_PROBLEM TO SOLVE_
Reproduce all of the data below without alteration; exclude every picture.

_DATA SECTION_

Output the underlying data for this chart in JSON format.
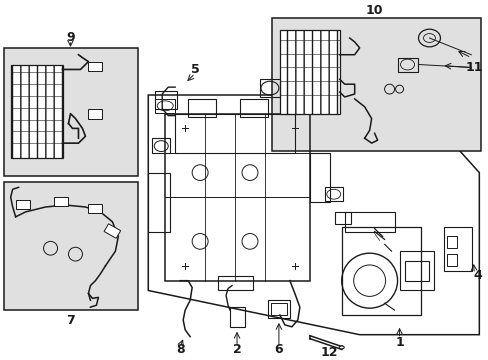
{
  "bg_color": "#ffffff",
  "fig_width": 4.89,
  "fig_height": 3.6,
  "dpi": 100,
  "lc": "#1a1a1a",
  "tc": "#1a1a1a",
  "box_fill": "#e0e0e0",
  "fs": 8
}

_THE RESPONSE_
Output the underlying data for this chart in JSON format.
{
  "bg_color": "#ffffff",
  "fig_width": 4.89,
  "fig_height": 3.6,
  "dpi": 100,
  "lc": "#1a1a1a",
  "tc": "#1a1a1a",
  "box_fill": "#e0e0e0",
  "fs": 8
}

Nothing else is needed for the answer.